## start ITEMS

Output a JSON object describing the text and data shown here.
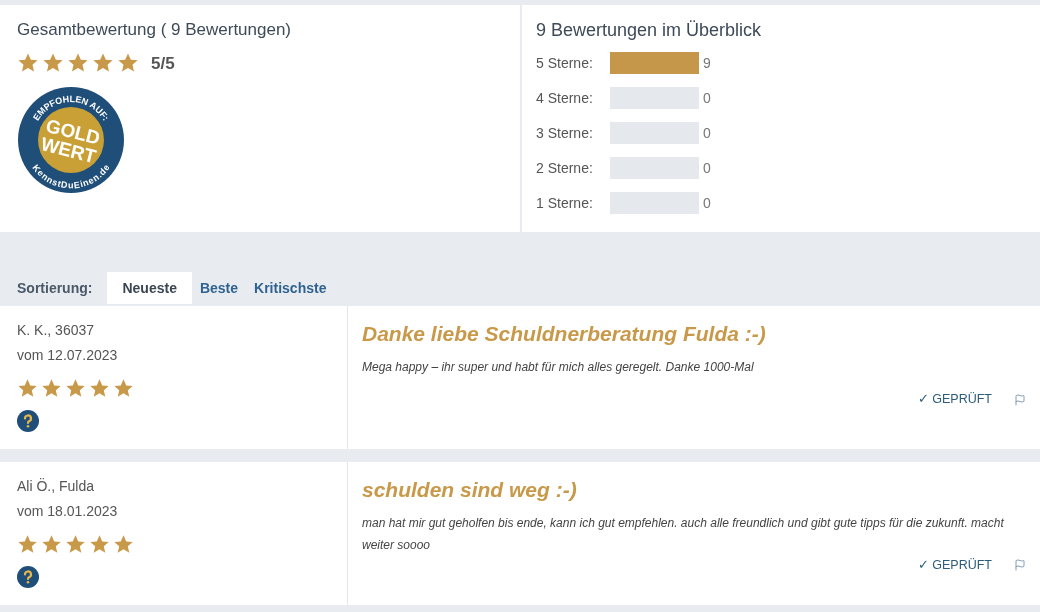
{
  "summary": {
    "title": "Gesamtbewertung ( 9 Bewertungen)",
    "stars": 5,
    "score": "5/5",
    "badge": {
      "top": "EMPFOHLEN AUF:",
      "line_1": "GOLD",
      "line_2": "WERT",
      "bottom": "KennstDuEinen.de"
    }
  },
  "overview": {
    "title": "9 Bewertungen im Überblick",
    "rows": [
      {
        "label": "5 Sterne:",
        "level": 1,
        "count": "9"
      },
      {
        "label": "4 Sterne:",
        "level": 0,
        "count": "0"
      },
      {
        "label": "3 Sterne:",
        "level": 0,
        "count": "0"
      },
      {
        "label": "2 Sterne:",
        "level": 0,
        "count": "0"
      },
      {
        "label": "1 Sterne:",
        "level": 0,
        "count": "0"
      }
    ]
  },
  "sorting": {
    "label": "Sortierung:",
    "tabs": [
      {
        "label": "Neueste",
        "selected": true
      },
      {
        "label": "Beste",
        "selected": false
      },
      {
        "label": "Kritischste",
        "selected": false
      }
    ]
  },
  "reviews": [
    {
      "author": "K. K., 36037",
      "date": "vom 12.07.2023",
      "stars": 5,
      "title": "Danke liebe Schuldnerberatung Fulda :-)",
      "text": "Mega happy – ihr super und habt für mich alles geregelt. Danke 1000-Mal",
      "verified": "✓ GEPRÜFT"
    },
    {
      "author": "Ali Ö., Fulda",
      "date": "vom 18.01.2023",
      "stars": 5,
      "title": "schulden sind weg :-)",
      "text": "man hat mir gut geholfen bis ende, kann ich gut empfehlen. auch alle freundlich und gibt gute tipps für die zukunft. macht weiter soooo",
      "verified": "✓ GEPRÜFT"
    }
  ]
}
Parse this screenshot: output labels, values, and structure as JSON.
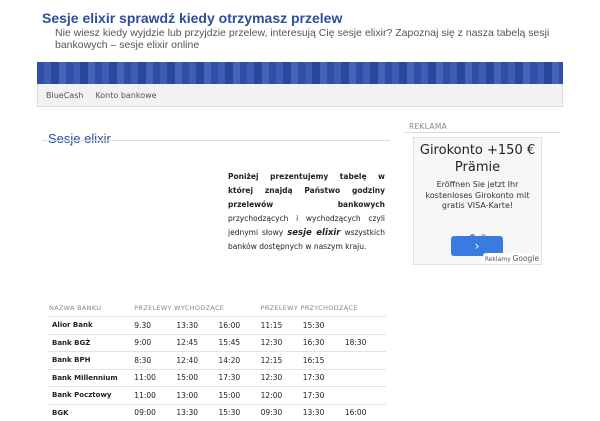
{
  "header": {
    "title": "Sesje elixir sprawdź kiedy otrzymasz przelew",
    "description": "Nie wiesz kiedy wyjdzie lub przyjdzie przelew, interesują Cię sesje elixir? Zapoznaj się z nasza tabelą sesji bankowych – sesje elixir online"
  },
  "nav": {
    "items": [
      "BlueCash",
      "Konto bankowe"
    ]
  },
  "post": {
    "title": "Sesje elixir",
    "intro": {
      "p1": "Poniżej prezentujemy tabelę w której znajdą Państwo godziny przelewów bankowych",
      "p2": " przychodzących i wychodzących czyli jednymi słowy ",
      "em": "sesje elixir",
      "p3": " wszystkich banków dostępnych w naszym kraju."
    }
  },
  "table": {
    "headers": [
      "NAZWA BANKU",
      "PRZELEWY WYCHODZĄCE",
      "PRZELEWY PRZYCHODZĄCE"
    ],
    "rows": [
      [
        "Alior Bank",
        "9.30",
        "13:30",
        "16:00",
        "11:15",
        "15:30",
        ""
      ],
      [
        "Bank BGŻ",
        "9:00",
        "12:45",
        "15:45",
        "12:30",
        "16:30",
        "18:30"
      ],
      [
        "Bank BPH",
        "8:30",
        "12:40",
        "14:20",
        "12:15",
        "16:15",
        ""
      ],
      [
        "Bank Millennium",
        "11:00",
        "15:00",
        "17:30",
        "12:30",
        "17:30",
        ""
      ],
      [
        "Bank Pocztowy",
        "11:00",
        "13:00",
        "15:00",
        "12:00",
        "17:30",
        ""
      ],
      [
        "BGK",
        "09:00",
        "13:30",
        "15:30",
        "09:30",
        "13:30",
        "16:00"
      ]
    ]
  },
  "sidebar": {
    "ad_label": "REKLAMA",
    "ad": {
      "headline": "Girokonto +150 € Prämie",
      "body": "Eröffnen Sie jetzt Ihr kostenloses Girokonto mit gratis VISA-Karte!",
      "button": "›",
      "mark_prefix": "Reklamy",
      "mark_brand": "Google"
    }
  },
  "colors": {
    "link": "#2a4e9b",
    "banner": "#2f4ea6",
    "ad_button": "#3b7bdf"
  }
}
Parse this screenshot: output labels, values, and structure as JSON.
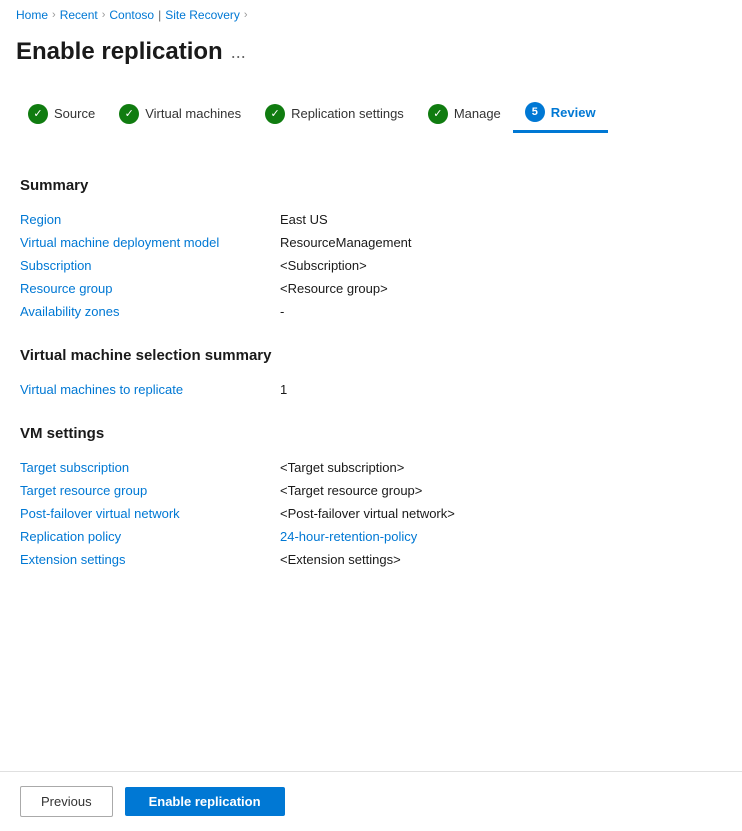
{
  "breadcrumb": {
    "home": "Home",
    "recent": "Recent",
    "contoso": "Contoso",
    "site_recovery": "Site Recovery",
    "separator": "›"
  },
  "page": {
    "title": "Enable replication",
    "dots_label": "..."
  },
  "steps": [
    {
      "id": "source",
      "label": "Source",
      "status": "complete"
    },
    {
      "id": "virtual-machines",
      "label": "Virtual machines",
      "status": "complete"
    },
    {
      "id": "replication-settings",
      "label": "Replication settings",
      "status": "complete"
    },
    {
      "id": "manage",
      "label": "Manage",
      "status": "complete"
    },
    {
      "id": "review",
      "label": "Review",
      "status": "active",
      "number": "5"
    }
  ],
  "summary": {
    "section_title": "Summary",
    "rows": [
      {
        "label": "Region",
        "value": "East US",
        "type": "text"
      },
      {
        "label": "Virtual machine deployment model",
        "value": "ResourceManagement",
        "type": "text"
      },
      {
        "label": "Subscription",
        "value": "<Subscription>",
        "type": "text"
      },
      {
        "label": "Resource group",
        "value": "<Resource group>",
        "type": "text"
      },
      {
        "label": "Availability zones",
        "value": "-",
        "type": "text"
      }
    ]
  },
  "vm_selection": {
    "section_title": "Virtual machine selection summary",
    "rows": [
      {
        "label": "Virtual machines to replicate",
        "value": "1",
        "type": "text"
      }
    ]
  },
  "vm_settings": {
    "section_title": "VM settings",
    "rows": [
      {
        "label": "Target subscription",
        "value": "<Target subscription>",
        "type": "text"
      },
      {
        "label": "Target resource group",
        "value": "<Target resource group>",
        "type": "text"
      },
      {
        "label": "Post-failover virtual network",
        "value": "<Post-failover virtual network>",
        "type": "text"
      },
      {
        "label": "Replication policy",
        "value": "24-hour-retention-policy",
        "type": "link"
      },
      {
        "label": "Extension settings",
        "value": "<Extension settings>",
        "type": "text"
      }
    ]
  },
  "footer": {
    "previous_label": "Previous",
    "enable_label": "Enable replication"
  }
}
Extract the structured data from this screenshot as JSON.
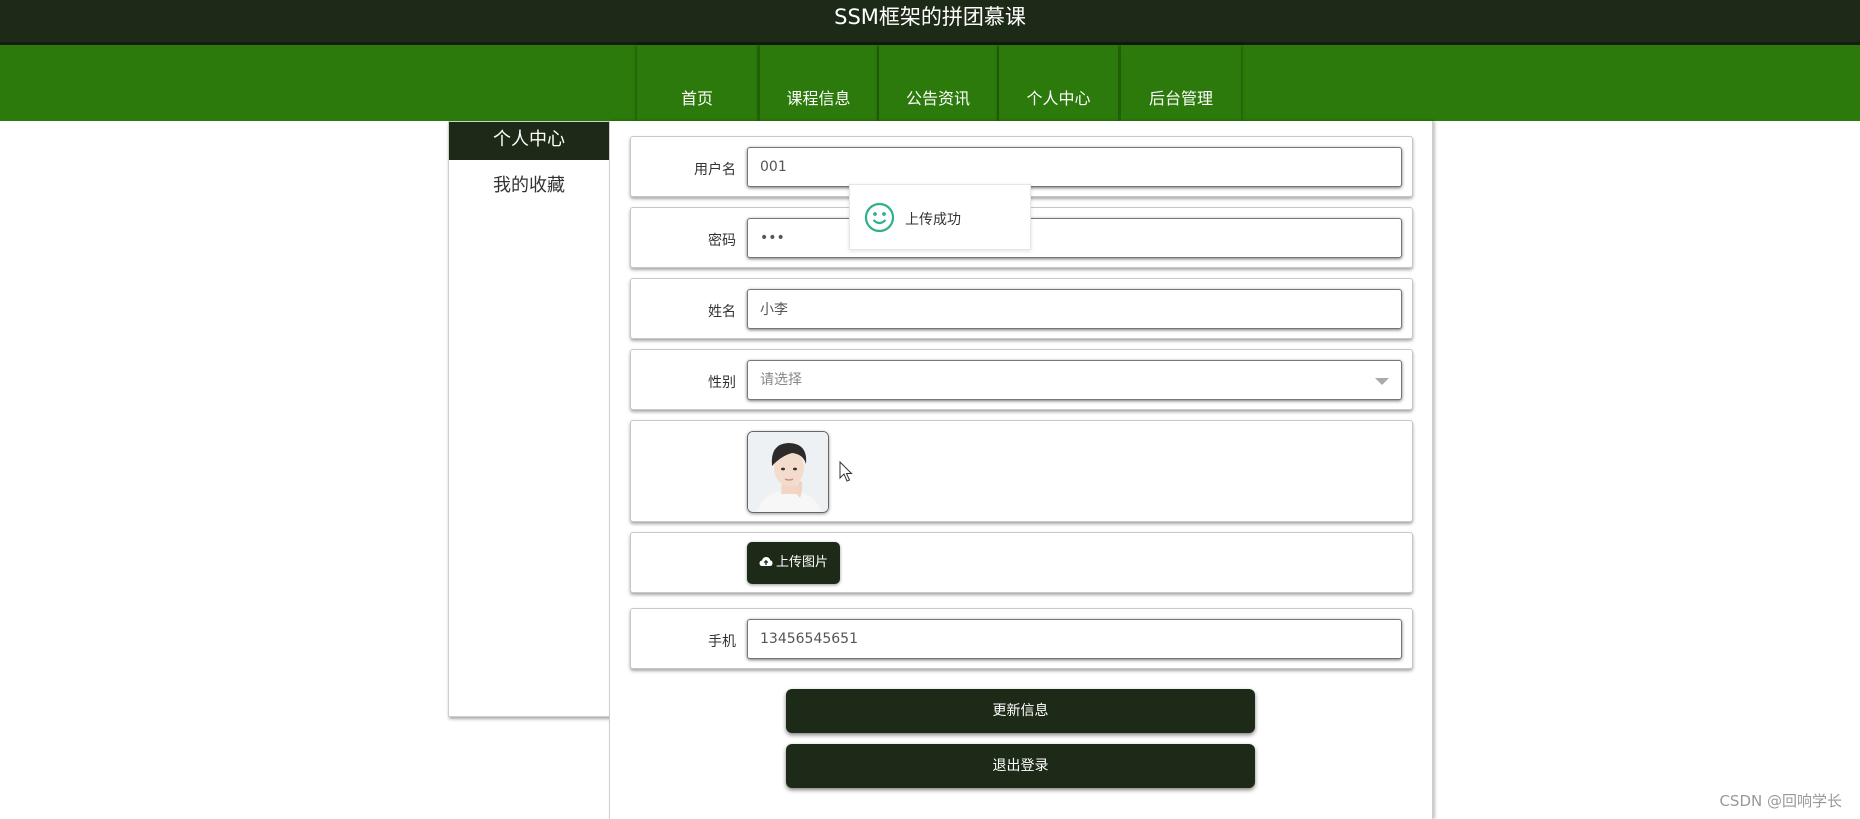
{
  "site_title": "SSM框架的拼团慕课",
  "nav": {
    "items": [
      {
        "label": "首页"
      },
      {
        "label": "课程信息"
      },
      {
        "label": "公告资讯"
      },
      {
        "label": "个人中心"
      },
      {
        "label": "后台管理"
      }
    ]
  },
  "sidebar": {
    "items": [
      {
        "label": "个人中心",
        "active": true
      },
      {
        "label": "我的收藏",
        "active": false
      }
    ]
  },
  "form": {
    "username": {
      "label": "用户名",
      "value": "001"
    },
    "password": {
      "label": "密码",
      "value": "•••"
    },
    "name": {
      "label": "姓名",
      "value": "小李"
    },
    "gender": {
      "label": "性别",
      "placeholder": "请选择"
    },
    "upload_label": "上传图片",
    "phone": {
      "label": "手机",
      "value": "13456545651"
    },
    "update_label": "更新信息",
    "logout_label": "退出登录"
  },
  "toast": {
    "message": "上传成功",
    "icon": "smiley-icon",
    "color": "#2db08c"
  },
  "watermark": "CSDN @回响学长",
  "colors": {
    "header": "#1e2a18",
    "nav": "#2b7a0b",
    "button": "#1d2a17"
  }
}
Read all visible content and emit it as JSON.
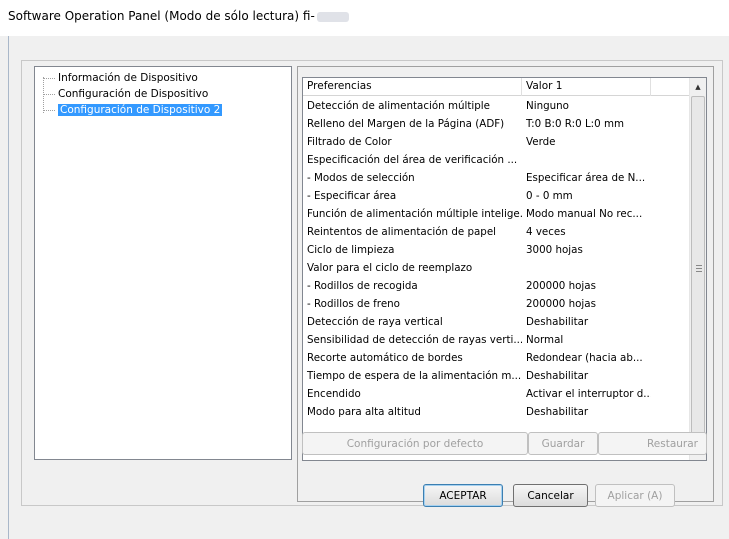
{
  "window": {
    "title": "Software Operation Panel (Modo de sólo lectura) fi-"
  },
  "tree": {
    "items": [
      {
        "label": "Información de Dispositivo",
        "selected": false
      },
      {
        "label": "Configuración de Dispositivo",
        "selected": false
      },
      {
        "label": "Configuración de Dispositivo 2",
        "selected": true
      }
    ]
  },
  "list": {
    "headers": [
      "Preferencias",
      "Valor 1",
      ""
    ],
    "rows": [
      [
        "Detección de alimentación múltiple",
        "Ninguno"
      ],
      [
        "Relleno del Margen de la Página (ADF)",
        "T:0  B:0  R:0  L:0 mm"
      ],
      [
        "Filtrado de Color",
        "Verde"
      ],
      [
        "Especificación del área de verificación ...",
        ""
      ],
      [
        " - Modos de selección",
        "Especificar área de N..."
      ],
      [
        " - Especificar área",
        "0 - 0 mm"
      ],
      [
        "Función de alimentación múltiple intelige...",
        "Modo manual  No rec..."
      ],
      [
        "Reintentos de alimentación de papel",
        "4 veces"
      ],
      [
        "Ciclo de limpieza",
        "3000 hojas"
      ],
      [
        "Valor para el ciclo de reemplazo",
        ""
      ],
      [
        " - Rodillos de recogida",
        "200000 hojas"
      ],
      [
        " - Rodillos de freno",
        "200000 hojas"
      ],
      [
        "Detección de raya vertical",
        "Deshabilitar"
      ],
      [
        "Sensibilidad de detección de rayas verti...",
        "Normal"
      ],
      [
        "Recorte automático de bordes",
        "Redondear (hacia ab..."
      ],
      [
        "Tiempo de espera de la alimentación m...",
        "Deshabilitar"
      ],
      [
        "Encendido",
        "Activar el interruptor d..."
      ],
      [
        "Modo para alta altitud",
        "Deshabilitar"
      ]
    ]
  },
  "panel_buttons": {
    "defaults_label": "Configuración por defecto",
    "save_label": "Guardar",
    "restore_label": "Restaurar"
  },
  "dialog_buttons": {
    "ok_label": "ACEPTAR",
    "cancel_label": "Cancelar",
    "apply_label": "Aplicar (A)"
  },
  "icons": {
    "scroll_up": "scroll-up-arrow-icon",
    "scroll_down": "scroll-down-arrow-icon"
  },
  "colors": {
    "selection": "#3399ff",
    "disabled_text": "#a0a0a0"
  }
}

## end ITEMS

- OBJECTIVE
From the entries above, copy every line that holds the word "data".

- ANSWER
Output a JSON object describing the text and data shown here.
Extract the structured data from this screenshot as JSON.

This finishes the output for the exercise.